JOB: The records below must be retyped exactly.

WORKING DATA:

· · ·

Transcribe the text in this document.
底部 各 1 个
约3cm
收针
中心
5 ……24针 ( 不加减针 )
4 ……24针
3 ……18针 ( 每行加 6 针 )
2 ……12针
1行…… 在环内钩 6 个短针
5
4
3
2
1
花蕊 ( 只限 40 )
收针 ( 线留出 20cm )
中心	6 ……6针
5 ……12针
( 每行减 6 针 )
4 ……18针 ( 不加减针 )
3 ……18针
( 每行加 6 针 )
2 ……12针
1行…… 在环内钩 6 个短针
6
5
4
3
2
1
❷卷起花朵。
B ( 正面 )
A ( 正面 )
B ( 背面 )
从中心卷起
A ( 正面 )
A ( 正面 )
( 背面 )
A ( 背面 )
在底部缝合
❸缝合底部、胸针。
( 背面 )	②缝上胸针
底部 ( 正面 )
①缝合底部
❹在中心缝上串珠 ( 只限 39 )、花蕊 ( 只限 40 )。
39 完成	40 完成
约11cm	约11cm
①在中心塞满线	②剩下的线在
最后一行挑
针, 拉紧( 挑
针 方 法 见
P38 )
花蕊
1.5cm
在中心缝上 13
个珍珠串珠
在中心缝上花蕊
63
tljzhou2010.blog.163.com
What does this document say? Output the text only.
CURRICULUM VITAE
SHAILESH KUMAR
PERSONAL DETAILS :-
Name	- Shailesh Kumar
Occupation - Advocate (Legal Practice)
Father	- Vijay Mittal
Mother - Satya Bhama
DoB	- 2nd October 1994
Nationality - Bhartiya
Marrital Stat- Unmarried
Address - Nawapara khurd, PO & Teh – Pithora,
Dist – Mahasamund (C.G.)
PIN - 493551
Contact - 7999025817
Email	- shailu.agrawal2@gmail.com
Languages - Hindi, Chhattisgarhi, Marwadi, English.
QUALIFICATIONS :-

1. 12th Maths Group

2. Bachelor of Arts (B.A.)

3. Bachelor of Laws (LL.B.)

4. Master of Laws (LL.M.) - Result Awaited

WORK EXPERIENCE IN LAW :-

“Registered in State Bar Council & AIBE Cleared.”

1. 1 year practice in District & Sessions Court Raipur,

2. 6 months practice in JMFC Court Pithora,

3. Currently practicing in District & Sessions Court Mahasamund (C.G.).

· · ·

FINISHED EXERCISE:
Transcribe the text in this document.
底部 各 1 个
约3cm
收针
中心
5 ……24针 ( 不加减针 )
4 ……24针
3 ……18针 ( 每行加 6 针 )
2 ……12针
1行…… 在环内钩 6 个短针
5
4
3
2
1
花蕊 ( 只限 40 )
收针 ( 线留出 20cm )
中心	6 ……6针
5 ……12针
( 每行减 6 针 )
4 ……18针 ( 不加减针 )
3 ……18针
( 每行加 6 针 )
2 ……12针
1行…… 在环内钩 6 个短针
6
5
4
3
2
1
❷卷起花朵。
B ( 正面 )
A ( 正面 )
B ( 背面 )
从中心卷起
A ( 正面 )
A ( 正面 )
( 背面 )
A ( 背面 )
在底部缝合
❸缝合底部、胸针。
( 背面 )	②缝上胸针
底部 ( 正面 )
①缝合底部
❹在中心缝上串珠 ( 只限 39 )、花蕊 ( 只限 40 )。
39 完成	40 完成
约11cm	约11cm
①在中心塞满线	②剩下的线在
最后一行挑
针, 拉紧( 挑
针 方 法 见
P38 )
花蕊
1.5cm
在中心缝上 13
个珍珠串珠
在中心缝上花蕊
63
tljzhou2010.blog.163.com
What does this document say? Output the text only.
CURRICULUM VITAE
SHAILESH KUMAR
PERSONAL DETAILS :-
Name	- Shailesh Kumar
Occupation - Advocate (Legal Practice)
Father	- Vijay Mittal
Mother - Satya Bhama
DoB	- 2nd October 1994
Nationality - Bhartiya
Marrital Stat- Unmarried
Address - Nawapara khurd, PO & Teh – Pithora,
Dist – Mahasamund (C.G.)
PIN - 493551
Contact - 7999025817
Email	- shailu.agrawal2@gmail.com
Languages - Hindi, Chhattisgarhi, Marwadi, English.
QUALIFICATIONS :-

1. 12th Maths Group

2. Bachelor of Arts (B.A.)

3. Bachelor of Laws (LL.B.)

4. Master of Laws (LL.M.) - Result Awaited

WORK EXPERIENCE IN LAW :-

“Registered in State Bar Council & AIBE Cleared.”

1. 1 year practice in District & Sessions Court Raipur,

2. 6 months practice in JMFC Court Pithora,

3. Currently practicing in District & Sessions Court Mahasamund (C.G.).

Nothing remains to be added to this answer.